▶ What needs to be done:
In the entries below, count every line containing "this". Reply with the number alone.

▶ Data records:
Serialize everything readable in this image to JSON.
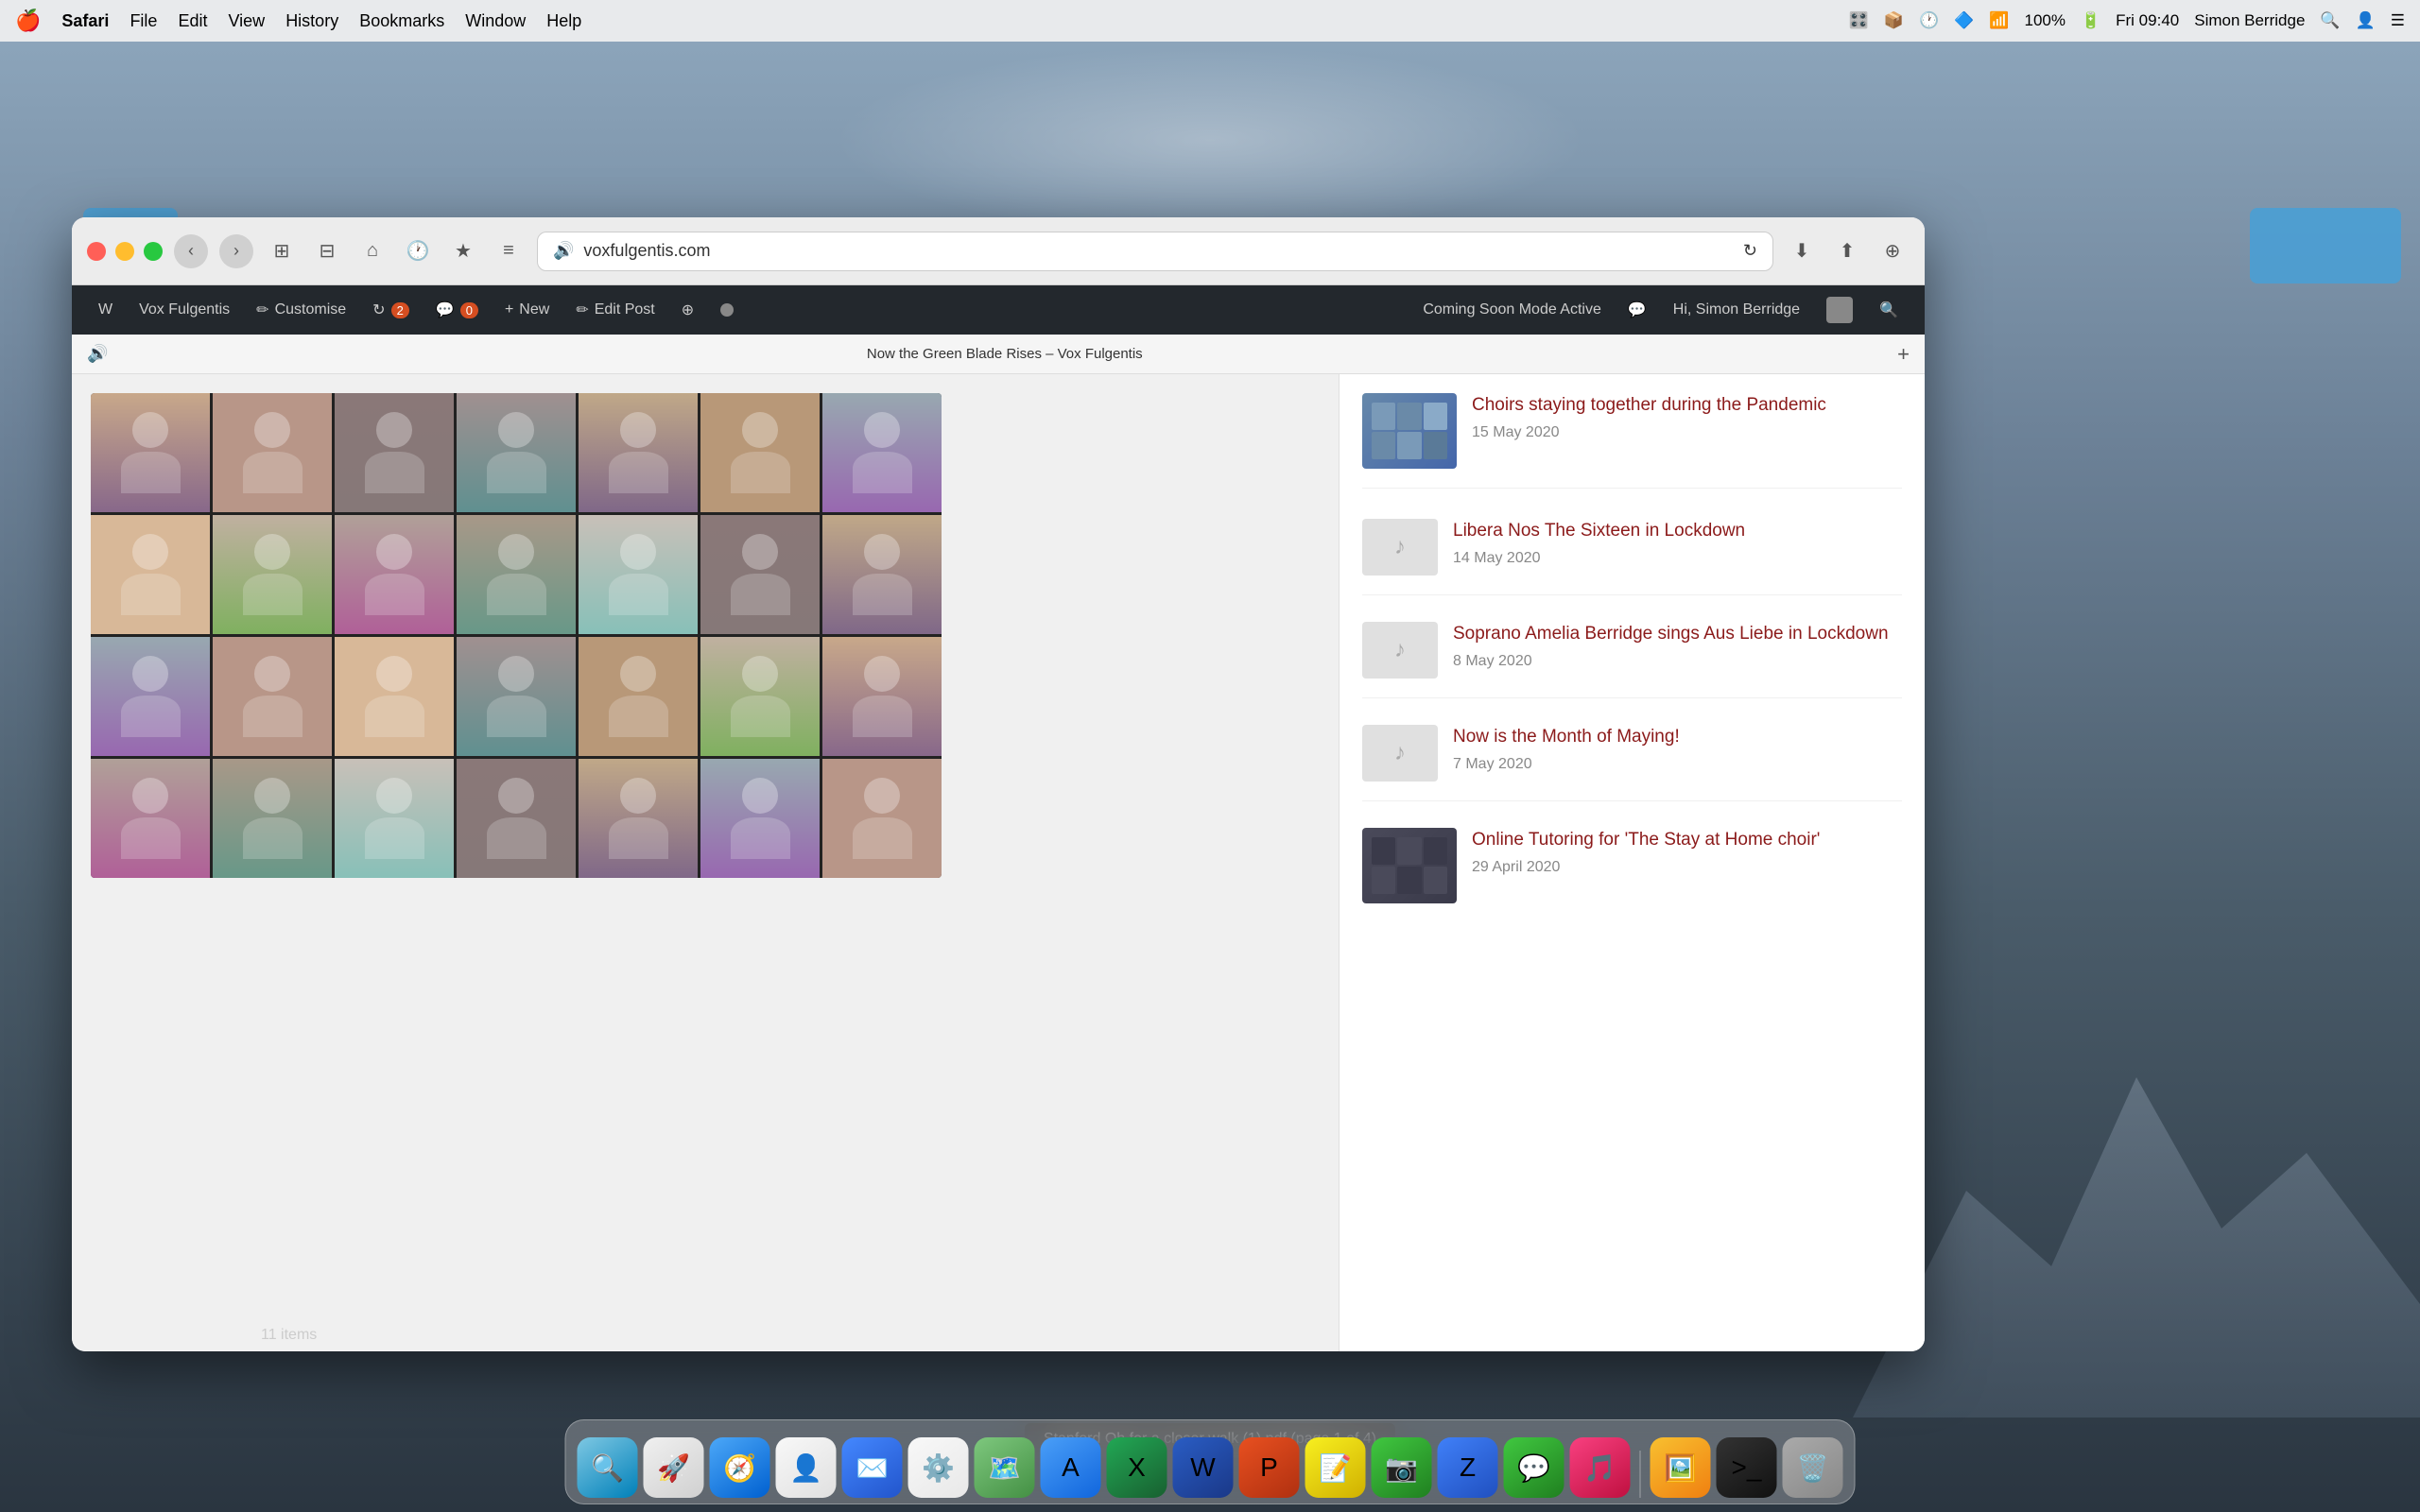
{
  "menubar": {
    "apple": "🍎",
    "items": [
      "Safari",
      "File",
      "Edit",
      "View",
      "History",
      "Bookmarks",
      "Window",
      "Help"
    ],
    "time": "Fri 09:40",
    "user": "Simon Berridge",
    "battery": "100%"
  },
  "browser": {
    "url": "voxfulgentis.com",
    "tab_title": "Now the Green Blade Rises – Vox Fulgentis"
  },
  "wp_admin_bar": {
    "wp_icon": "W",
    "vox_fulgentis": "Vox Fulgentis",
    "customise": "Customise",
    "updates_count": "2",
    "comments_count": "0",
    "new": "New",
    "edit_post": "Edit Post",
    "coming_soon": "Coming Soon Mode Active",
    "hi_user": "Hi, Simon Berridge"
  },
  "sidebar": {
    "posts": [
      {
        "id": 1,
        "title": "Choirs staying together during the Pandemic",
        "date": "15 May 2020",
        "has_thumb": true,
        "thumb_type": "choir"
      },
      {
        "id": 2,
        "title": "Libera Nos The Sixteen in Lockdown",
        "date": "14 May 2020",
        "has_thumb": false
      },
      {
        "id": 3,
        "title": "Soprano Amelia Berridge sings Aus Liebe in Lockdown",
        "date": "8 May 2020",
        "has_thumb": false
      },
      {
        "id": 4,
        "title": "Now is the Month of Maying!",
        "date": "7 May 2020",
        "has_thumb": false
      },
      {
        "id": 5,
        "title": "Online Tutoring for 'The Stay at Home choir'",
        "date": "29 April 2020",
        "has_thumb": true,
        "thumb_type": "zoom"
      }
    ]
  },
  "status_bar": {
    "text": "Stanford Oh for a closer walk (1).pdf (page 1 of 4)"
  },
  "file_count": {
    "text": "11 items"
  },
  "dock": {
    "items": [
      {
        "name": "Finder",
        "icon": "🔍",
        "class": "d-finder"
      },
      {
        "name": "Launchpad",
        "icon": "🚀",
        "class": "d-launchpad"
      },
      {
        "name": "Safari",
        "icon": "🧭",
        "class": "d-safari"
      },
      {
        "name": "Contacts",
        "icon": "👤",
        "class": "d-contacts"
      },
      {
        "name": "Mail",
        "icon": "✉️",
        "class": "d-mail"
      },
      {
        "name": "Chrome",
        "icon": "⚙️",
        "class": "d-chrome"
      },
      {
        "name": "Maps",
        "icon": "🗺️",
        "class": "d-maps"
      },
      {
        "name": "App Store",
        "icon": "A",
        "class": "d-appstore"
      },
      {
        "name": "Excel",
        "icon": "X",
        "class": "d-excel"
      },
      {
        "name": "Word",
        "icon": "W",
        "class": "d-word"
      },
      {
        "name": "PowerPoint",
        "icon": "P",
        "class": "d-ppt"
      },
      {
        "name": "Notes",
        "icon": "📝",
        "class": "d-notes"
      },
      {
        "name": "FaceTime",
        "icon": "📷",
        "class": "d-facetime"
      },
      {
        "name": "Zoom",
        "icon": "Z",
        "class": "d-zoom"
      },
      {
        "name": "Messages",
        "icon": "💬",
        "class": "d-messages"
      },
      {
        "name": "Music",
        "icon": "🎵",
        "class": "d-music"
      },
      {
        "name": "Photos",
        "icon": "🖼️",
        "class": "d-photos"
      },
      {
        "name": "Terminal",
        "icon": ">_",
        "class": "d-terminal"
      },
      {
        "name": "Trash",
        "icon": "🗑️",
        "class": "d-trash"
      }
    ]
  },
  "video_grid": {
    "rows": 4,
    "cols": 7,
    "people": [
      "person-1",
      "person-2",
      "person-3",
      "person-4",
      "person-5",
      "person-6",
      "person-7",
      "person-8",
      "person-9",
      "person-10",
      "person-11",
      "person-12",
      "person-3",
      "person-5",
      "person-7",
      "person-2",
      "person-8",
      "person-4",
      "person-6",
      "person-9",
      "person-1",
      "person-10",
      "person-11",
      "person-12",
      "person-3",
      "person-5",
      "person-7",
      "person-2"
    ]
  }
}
* * *
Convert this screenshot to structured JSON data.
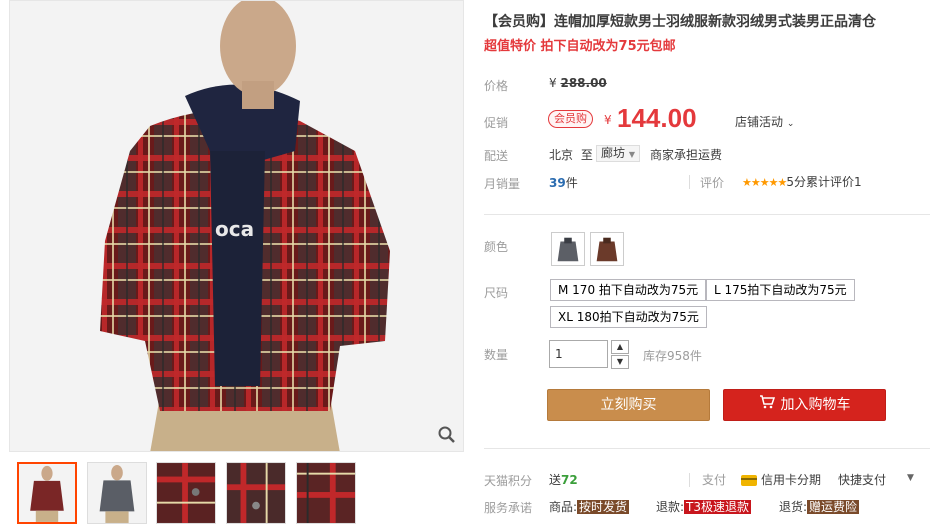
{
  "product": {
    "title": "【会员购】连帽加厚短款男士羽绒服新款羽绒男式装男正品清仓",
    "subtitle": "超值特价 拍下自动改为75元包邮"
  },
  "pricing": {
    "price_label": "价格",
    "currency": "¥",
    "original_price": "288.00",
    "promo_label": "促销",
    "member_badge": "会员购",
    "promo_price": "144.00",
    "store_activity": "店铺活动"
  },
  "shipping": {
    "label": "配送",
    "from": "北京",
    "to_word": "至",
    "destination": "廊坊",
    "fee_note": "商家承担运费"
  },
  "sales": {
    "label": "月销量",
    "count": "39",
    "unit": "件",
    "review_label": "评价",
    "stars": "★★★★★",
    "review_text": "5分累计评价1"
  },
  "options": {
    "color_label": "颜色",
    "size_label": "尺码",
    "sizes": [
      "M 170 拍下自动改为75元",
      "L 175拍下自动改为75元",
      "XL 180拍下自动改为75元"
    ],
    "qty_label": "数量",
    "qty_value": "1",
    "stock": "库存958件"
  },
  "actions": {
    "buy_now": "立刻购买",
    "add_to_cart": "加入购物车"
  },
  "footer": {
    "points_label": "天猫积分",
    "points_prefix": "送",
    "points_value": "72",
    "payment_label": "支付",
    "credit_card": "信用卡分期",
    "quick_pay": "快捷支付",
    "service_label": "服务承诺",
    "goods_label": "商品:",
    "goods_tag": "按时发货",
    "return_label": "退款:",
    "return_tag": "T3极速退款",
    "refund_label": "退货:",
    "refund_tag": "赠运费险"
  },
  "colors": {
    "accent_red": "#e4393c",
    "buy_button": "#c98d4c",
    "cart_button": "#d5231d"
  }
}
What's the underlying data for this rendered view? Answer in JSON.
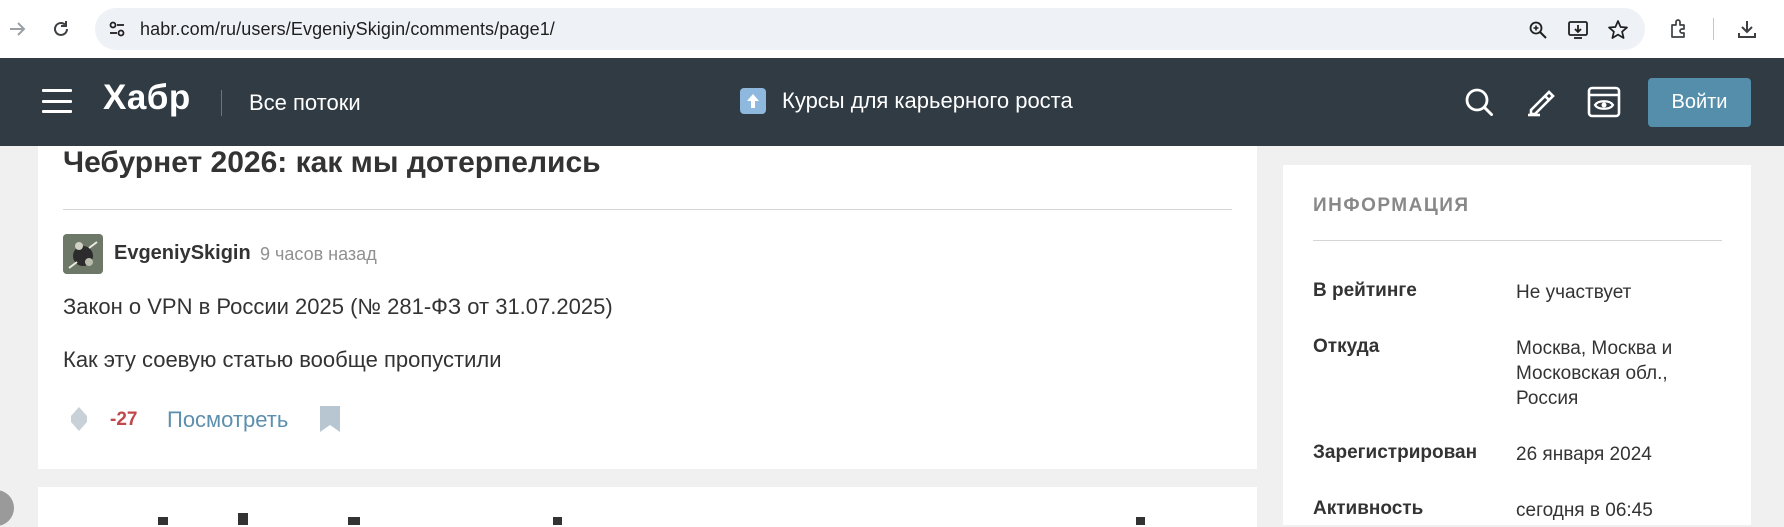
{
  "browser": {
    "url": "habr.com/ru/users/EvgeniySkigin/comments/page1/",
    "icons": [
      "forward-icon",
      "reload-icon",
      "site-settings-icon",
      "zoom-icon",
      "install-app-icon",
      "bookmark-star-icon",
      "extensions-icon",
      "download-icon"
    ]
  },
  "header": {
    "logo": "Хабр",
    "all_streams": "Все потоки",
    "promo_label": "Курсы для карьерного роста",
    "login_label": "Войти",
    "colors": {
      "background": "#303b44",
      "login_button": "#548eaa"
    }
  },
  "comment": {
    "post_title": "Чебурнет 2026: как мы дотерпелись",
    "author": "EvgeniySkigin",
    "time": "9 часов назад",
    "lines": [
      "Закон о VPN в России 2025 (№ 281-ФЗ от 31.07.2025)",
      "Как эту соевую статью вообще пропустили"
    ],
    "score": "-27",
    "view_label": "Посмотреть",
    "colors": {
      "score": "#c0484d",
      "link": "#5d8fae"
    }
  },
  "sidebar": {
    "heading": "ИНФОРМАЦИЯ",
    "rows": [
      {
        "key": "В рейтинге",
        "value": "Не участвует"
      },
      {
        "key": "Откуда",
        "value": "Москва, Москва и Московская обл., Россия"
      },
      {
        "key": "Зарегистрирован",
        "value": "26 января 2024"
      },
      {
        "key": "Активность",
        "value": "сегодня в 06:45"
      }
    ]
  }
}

▶ Task answer:
3